====== Selected excerpt ======

Episodes of subsidence also occurred at Azuma volcano, driven by the extension of a low viscous body beneath Azuma volcano associated with the 2011 Tohoku–Oki earthquake (Ozawa and Fujita 2013; Takada and Fukushima 2013). The volcanic subsidence induced by the 2011 earthquake was also detected at other volcanoes in the Tohoku region. The subsidence at Azuma extended from the north of East Azuma volcano to Adatara volcano, which is located approximately 12 km south of Azuma. Results from a numerical model suggested that the subsidence was induced by the extension of a long and low viscous body with a top depth of approximately 1260 m b.s.l., cause by the 2011 earthquake (Takada and Fukushima 2013). A similar subsidence at active volcanoes, associated with mega-thrust earthquakes, was also reported in Chile (Pritchard et al. 2013). There have been reports on the activation of seismic swarms in several regions of northeastern Japan due to spatiotemporal variation of pore fluid pressure triggered by the 2011 earthquake (Okada et al. 2011; Yoshida et al. 2016). However, no notable anomalous seismic activity around Azuma volcano from background level was reported.

An increase in both volcano-tectonic and low-frequency earthquakes through 2014–2015 and 2018–2019 was observed within the shallower earthquake cluster along with a GNSS baseline extension crossing over Oana crater (JMA 2020). These observations constrained the position of an isotropic inflation source at approximately 1200 m a.s.l. as the shallowest pressure source of likely hydrothermal origin (JMA 2020). An increase in the composition ratio of SO₂/H₂S within a fumarole from Oana crater was reported in June 2018, implying that the volcanic volatile responsible for the inflation of this shallow source were supplied from greater depths. In contrast, the count of low-frequency earthquakes within the deeper cluster and the maximum fumarole height of Oana crater have remained consistent since the end of 2011 (JMA 2020). So far, the details of the spatio-temporal characteristics of the ground deformation and the geometry of the pressure source have been still being discussing.

In this study, we present the spatiotemporal variations of ground deformations at Azuma volcano associated with the unrest episodes in 2014–2015 and 2018–2019 using PALSAR-2 and Sentinel-1 data. Based on the detected ground deformations, we explored the geometry of the pressure sources at Azuma volcano compared them with previous models, and discussed the physical mechanisms that drive ground deformations.

SAR data and analysis

We processed the L-band ALOS-2/PALSAR-2 data that were acquired during 2014–2020, and C-band Sentinel-1 data during 2017–2020 to reveal the spatiotemporal variations in ground deformation on Azuma volcano (Additional file 1: Table S1, Fig. S1). The time series of line-of-sight (LOS) changes were inferred by solving a least-squares problem using several InSAR with various temporal baselines. This process is known as the multi-temporal InSAR (MTI) analysis (Berardino et al. 2002; Schmidt and Bürgmann 2003). L-band InSAR data tend to avoid decorrelation problems even when the temporal baseline exceeds 1 year, although only 1–4 PALSAR-2 data per year were available in this case. In contrast, C-band InSAR data were strongly affected by variations in the back-scatter characteristics of the ground. Most part of Azuma volcano was covered by vegetation in summer, except for the geothermal area around Oana crater, and heavy snow during the winter. We employed Sentinel-1 data to reveal the time series of LOS changes during the periods with no snow coverage on the exposed ground around this crater. Subsets of the Sentinel-1 LOS changes were used to complement the time series of PALSAR-2 LOS changes. No temporal threshold was set for the temporal baseline of the PALSAR-2 InSAR data unless they were contaminated with strong decorrelation noise. A temporal baseline threshold of 36 days was set for the Sentinel-1 InSAR data.

======

Required task A -> Echo part of the Azuma volcano passage word for word, beginning at the words "In this study, we" and stopping after the words "drive ground deformations.".
Required task B -> In the Azuma volcano passage, shorten the paragraph that begins "In this study, we present" while keeping its main facts.
Required task C -> Write the next part of the Azuma volcano passage, picking up after its last sentence.
You won't need the listing that comes after this passage.

====== Dataset excerpts ======

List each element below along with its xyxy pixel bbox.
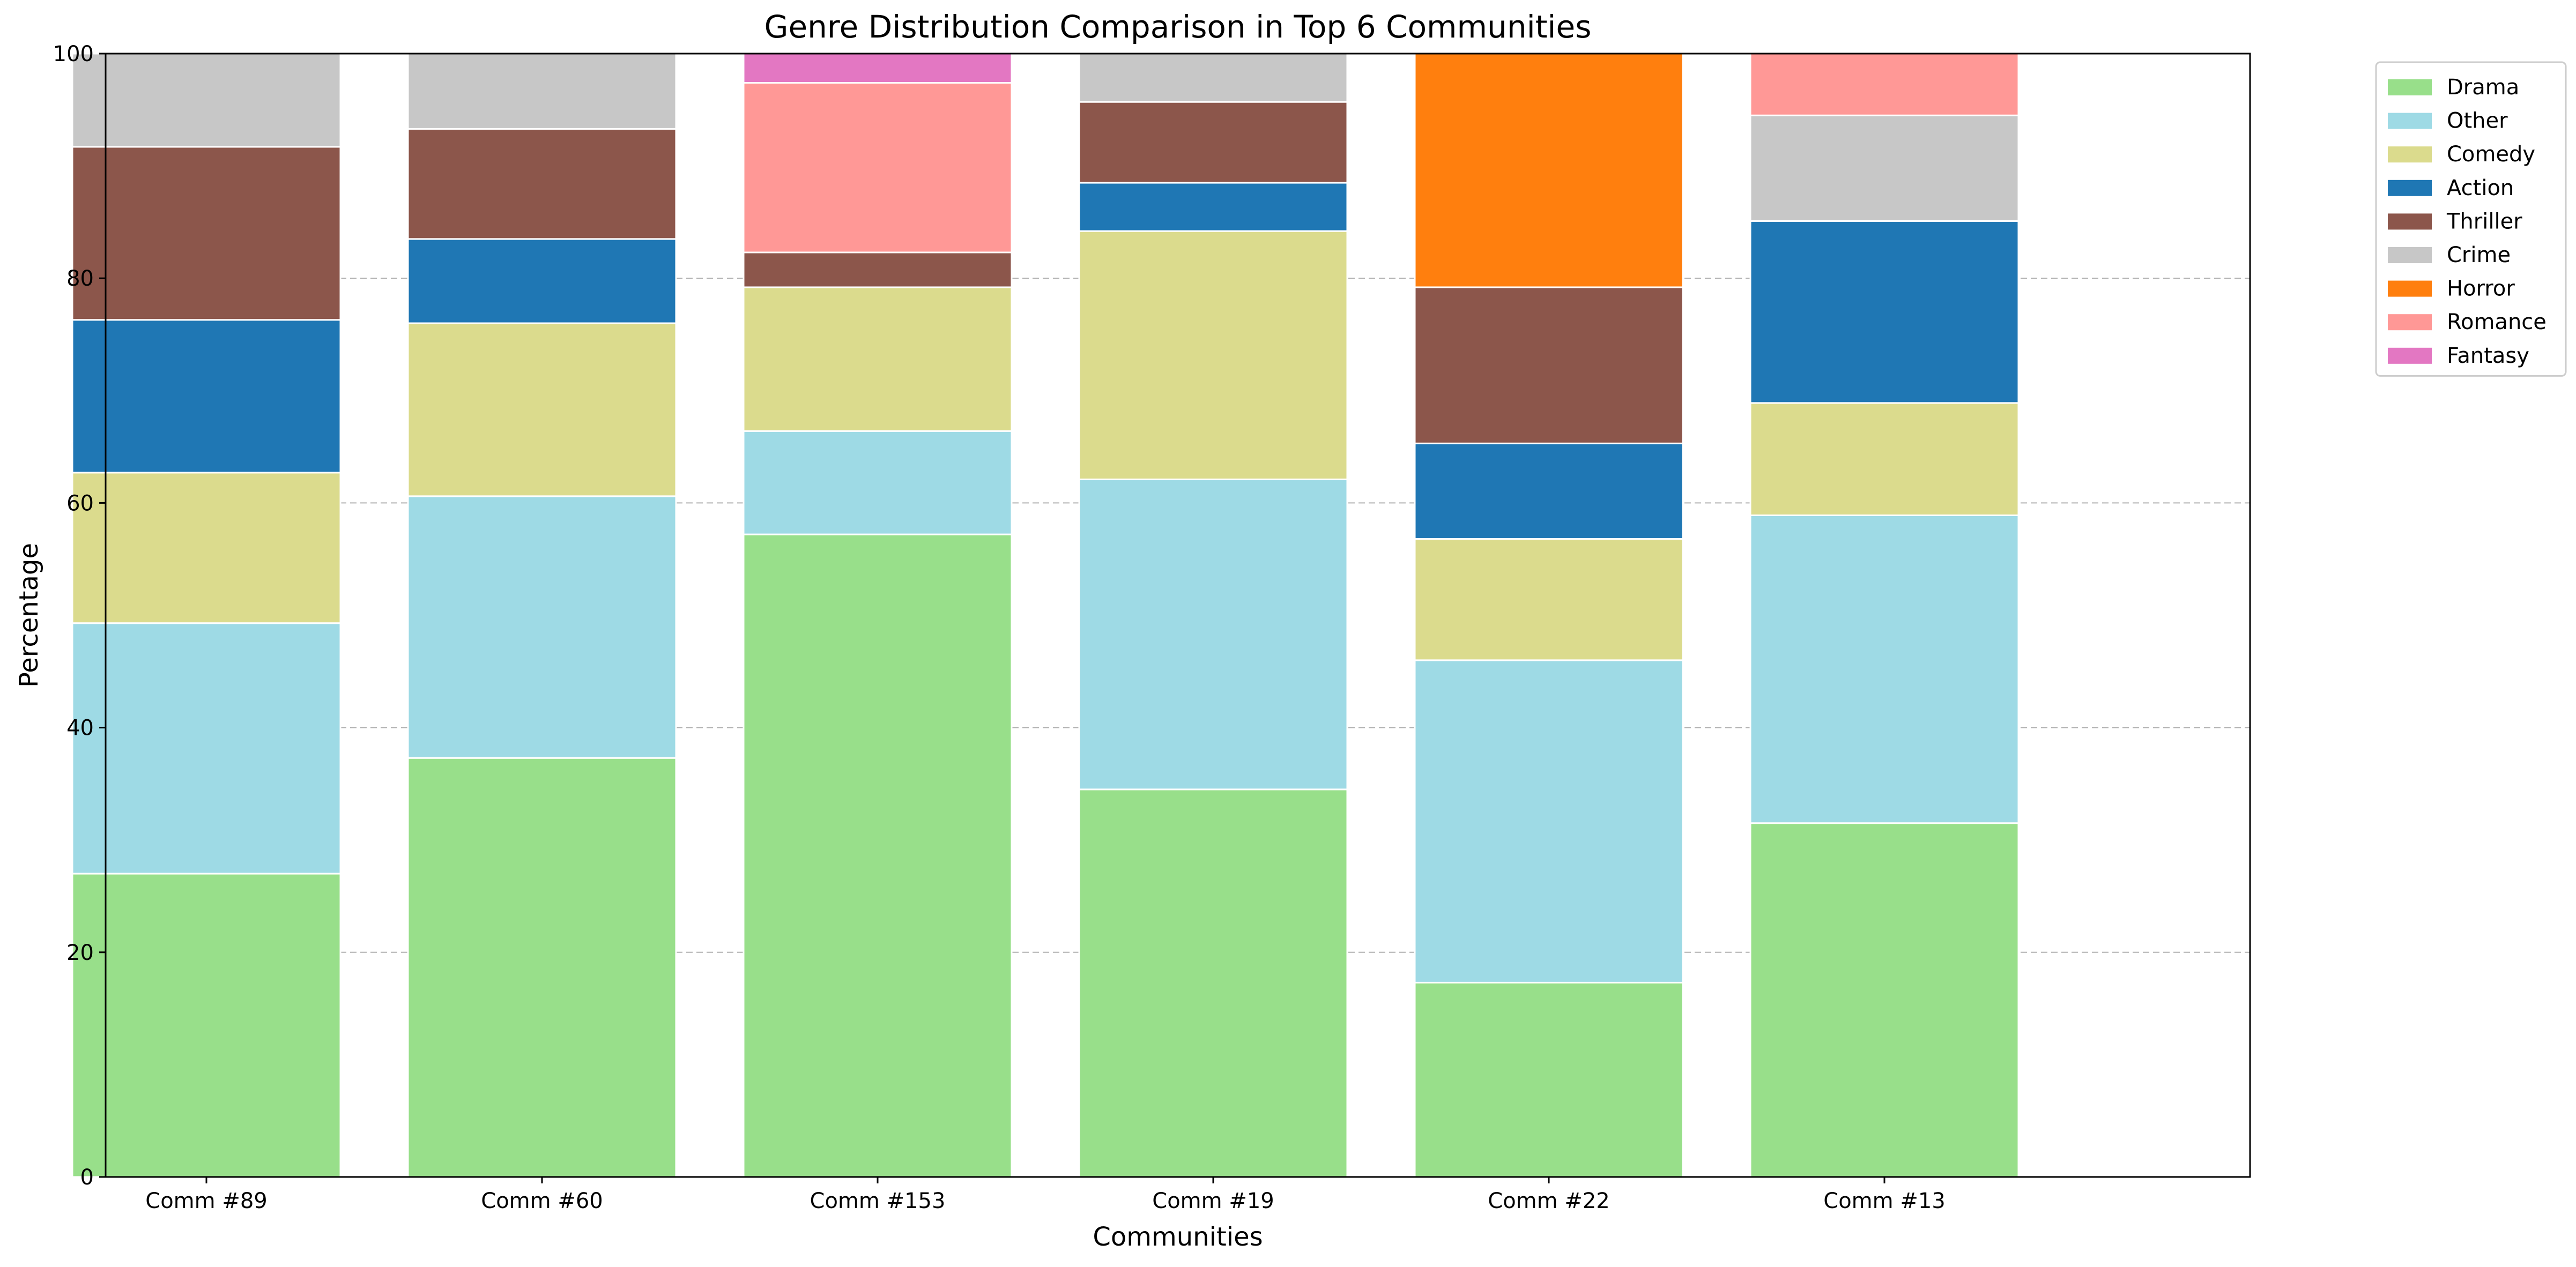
y-tick-label: 100	[53, 42, 94, 66]
legend-label: Horror	[2447, 277, 2515, 301]
x-tick-label: Comm #22	[1488, 1189, 1609, 1213]
bar-segment-action	[71, 319, 342, 474]
bar-segment-drama	[407, 757, 677, 1178]
legend-swatch	[2388, 280, 2432, 297]
legend-box	[2375, 61, 2567, 377]
bar-segment-romance	[743, 81, 1013, 254]
bar-segment-drama	[743, 533, 1013, 1178]
legend-swatch	[2388, 146, 2432, 163]
bar-segment-comedy	[407, 322, 677, 497]
bar-segment-comedy	[1414, 538, 1684, 661]
x-tick-label: Comm #19	[1152, 1189, 1274, 1213]
bar-segment-crime	[1078, 53, 1348, 103]
bar-segment-comedy	[1749, 402, 2020, 516]
bar-segment-thriller	[1414, 286, 1684, 444]
bars	[71, 53, 2020, 1178]
bar-segment-comedy	[71, 472, 342, 624]
legend-label: Other	[2447, 109, 2508, 133]
bar-segment-drama	[1078, 788, 1348, 1178]
legend-label: Thriller	[2446, 209, 2522, 234]
y-axis-label: Percentage	[14, 543, 44, 688]
bar-segment-thriller	[743, 251, 1013, 288]
legend-swatch	[2388, 347, 2432, 364]
bar-segment-other	[743, 430, 1013, 535]
y-tick-label: 80	[66, 266, 94, 291]
x-tick-label: Comm #89	[145, 1189, 267, 1213]
legend-label: Comedy	[2447, 142, 2535, 167]
y-tick-label: 40	[66, 716, 94, 741]
x-axis-label: Communities	[1093, 1222, 1263, 1252]
plot-frame	[105, 53, 2251, 1178]
bar-segment-other	[407, 495, 677, 759]
legend-label: Action	[2447, 176, 2514, 200]
legend-label: Crime	[2447, 243, 2511, 267]
x-tick-label: Comm #153	[810, 1189, 946, 1213]
bar-segment-action	[407, 238, 677, 324]
bar-segment-other	[71, 622, 342, 875]
y-tick-label: 20	[66, 941, 94, 965]
bar-segment-comedy	[1078, 230, 1348, 480]
legend-swatch	[2388, 247, 2432, 263]
bar-segment-horror	[1414, 53, 1684, 288]
bar-segment-drama	[71, 873, 342, 1178]
bar-segment-other	[1414, 659, 1684, 983]
legend-swatch	[2388, 113, 2432, 129]
bar-segment-action	[1749, 220, 2020, 404]
x-tick-label: Comm #60	[481, 1189, 603, 1213]
bar-segment-action	[1414, 442, 1684, 540]
bar-segment-drama	[1414, 981, 1684, 1178]
x-axis-ticks: Comm #89 Comm #60 Comm #153 Comm #19 Comm #2…	[145, 1177, 1946, 1213]
bar-segment-thriller	[1078, 101, 1348, 184]
bar-segment-crime	[1749, 114, 2020, 222]
legend-label: Drama	[2447, 75, 2519, 100]
y-axis-ticks: 0 20 40 60 80 100	[53, 42, 106, 1190]
legend-swatch	[2388, 213, 2432, 230]
x-tick-label: Comm #13	[1823, 1189, 1945, 1213]
legend-swatch	[2388, 79, 2432, 95]
legend-swatch	[2388, 180, 2432, 196]
bar-segment-action	[1078, 182, 1348, 232]
bar-segment-romance	[1749, 53, 2020, 116]
bar-segment-other	[1078, 478, 1348, 791]
legend-label: Fantasy	[2447, 344, 2529, 368]
chart-title: Genre Distribution Comparison in Top 6 C…	[764, 9, 1592, 45]
bar-segment-thriller	[407, 128, 677, 240]
bar-segment-drama	[1749, 822, 2020, 1178]
bar-segment-crime	[407, 53, 677, 130]
bar-segment-thriller	[71, 146, 342, 321]
legend-swatch	[2388, 314, 2432, 331]
bar-segment-comedy	[743, 286, 1013, 432]
bar-segment-crime	[71, 53, 342, 148]
legend: Drama Other Comedy Action Thriller Crime Horro…	[2375, 61, 2567, 377]
bar-segment-other	[1749, 514, 2020, 824]
y-tick-label: 60	[66, 491, 94, 516]
bar-segment-fantasy	[743, 53, 1013, 84]
y-tick-label: 0	[80, 1165, 94, 1190]
legend-label: Romance	[2447, 310, 2547, 334]
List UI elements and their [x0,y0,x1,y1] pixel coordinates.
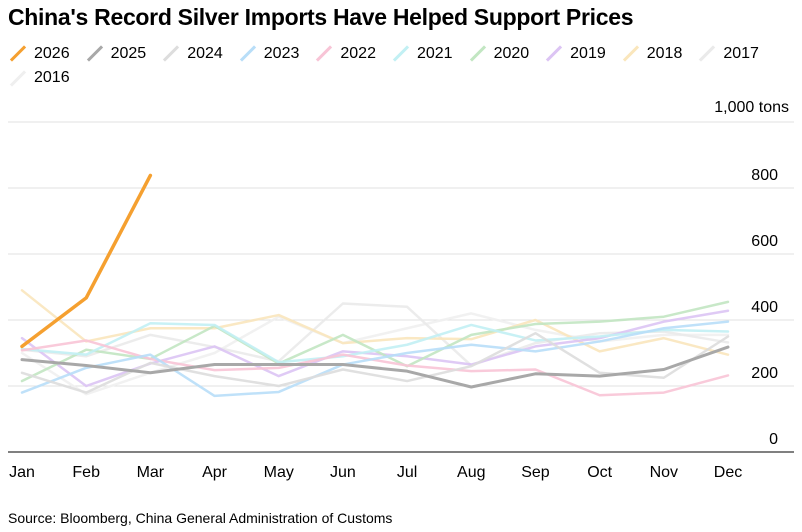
x-tick-label: Nov [650,464,678,481]
chart-legend: 2026 2025 2024 2023 2022 2021 2020 2019 2018 2017… [8,40,788,89]
legend-label: 2022 [340,44,376,62]
legend-item: 2019 [544,43,606,65]
legend-item: 2018 [621,43,683,65]
x-tick-label: Feb [72,464,100,481]
series-lines [20,173,730,398]
legend-item: 2017 [697,43,759,65]
legend-label: 2023 [263,44,300,62]
x-tick-label: Dec [714,464,742,481]
legend-item: 2024 [161,43,223,65]
x-tick-label: Aug [457,464,485,481]
legend-label: 2021 [416,44,453,62]
legend-label: 2019 [570,44,606,62]
legend-item: 2023 [238,43,300,65]
x-tick-label: Jan [9,464,35,481]
x-tick-label: Mar [137,464,165,481]
series-line-2018 [20,289,730,356]
y-tick-label: 200 [751,365,778,382]
legend-item: 2026 [8,43,70,65]
chart-title: China's Record Silver Imports Have Helpe… [8,4,634,30]
legend-item: 2021 [391,43,453,65]
x-tick-label: May [264,464,294,481]
legend-label: 2017 [723,44,759,62]
series-line-2017 [20,302,730,367]
legend-label: 2018 [646,44,683,62]
x-tick-label: Sep [521,464,550,481]
legend-item: 2016 [8,67,70,89]
y-tick-label: 400 [751,299,778,316]
legend-label: 2020 [493,44,530,62]
gridlines [8,121,794,453]
y-axis-tick-labels: 0 200 400 600 800 1,000 tons [714,99,789,448]
legend-label: 2016 [34,69,70,86]
y-axis-unit-label: 1,000 tons [714,99,789,116]
legend-item: 2025 [85,43,147,65]
x-tick-label: Apr [202,464,228,481]
series-line-2023 [20,320,730,398]
y-tick-label: 0 [769,431,778,448]
x-tick-label: Jun [330,464,356,481]
x-tick-label: Oct [587,464,612,481]
legend-label: 2026 [34,44,70,62]
legend-item: 2020 [468,43,530,65]
legend-label: 2025 [110,44,147,62]
series-line-2026 [20,173,153,349]
x-axis-tick-labels: Jan Feb Mar Apr May Jun Jul Aug Sep Oct Nov Dec [9,464,742,481]
legend-label: 2024 [187,44,223,62]
legend-item: 2022 [314,43,376,65]
y-tick-label: 800 [751,167,778,184]
y-tick-label: 600 [751,233,778,250]
series-line-2021 [20,322,730,364]
source-note: Source: Bloomberg, China General Adminis… [8,510,393,526]
series-line-2025 [20,345,730,389]
x-tick-label: Jul [397,464,417,481]
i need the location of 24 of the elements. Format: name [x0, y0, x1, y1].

======

Exercise output A ->
In this study, we present the spatiotemporal variations of ground deformations at Azuma volcano associated with the unrest episodes in 2014–2015 and 2018–2019 using PALSAR-2 and Sentinel-1 data. Based on the detected ground deformations, we explored the geometry of the pressure sources at Azuma volcano compared them with previous models, and discussed the physical mechanisms that drive ground deformations.

Exercise output B -> The study uses PALSAR-2 and Sentinel-1 data to show how the ground at Azuma volcano deformed over space and time during the 2014–2015 and 2018–2019 unrest episodes. From those deformations, it works out the geometry of the pressure sources and compares it with earlier models. It also discusses the physical mechanisms behind the deformation.

Exercise output C ->
GAMMA software was used to generate primary InSAR data (Wegmüller and Werner 1997). A power spectrum filter was applied for eliminating uncorrelated noise in each primary InSAR data (Goldstein and Werner 1998) and the minimum cost flow algorithm for phase unwrapping (Costantini 1998). The topographic fringes were corrected by 10 m grid digital elevation model (DEM) provided by the Geospatial Information Authority of Japan. Topography-correlated phase changes, indicating stratified atmospheric delay, were corrected by fitting a linear function to the topographic height. The DEM error, which was proportional to the spatial perpendicular baselines, was simultaneously estimated with displacement rates. A hyperparameter for smoothing temporal variation in the PALSAR-2 data was optimized by using the L-curve criteria (Hansen 1992) (Additional file 1: Fig. S1b, Text S1). We used the hyperparameter values corresponding to the points of maximum curvature in the L-curve plot of the solution norm against the residual norm. To combine the time series of PALSAR-2 and Sentinel-1 LOS changes, we added offsets to the time-series subset of Sentinel-1 LOS change for each year. The adjusted offsets were estimated by minimizing the gap between the PALSAR-2 LOS change and the mean of Sentinel-1 LOS change acquired for 30 days before and after the acquisition date of each PALSAR-2 data (see Additional file 1: Text S2). A reference point for phase unwrapping was set at approximately 3 km northeast of Oana crater.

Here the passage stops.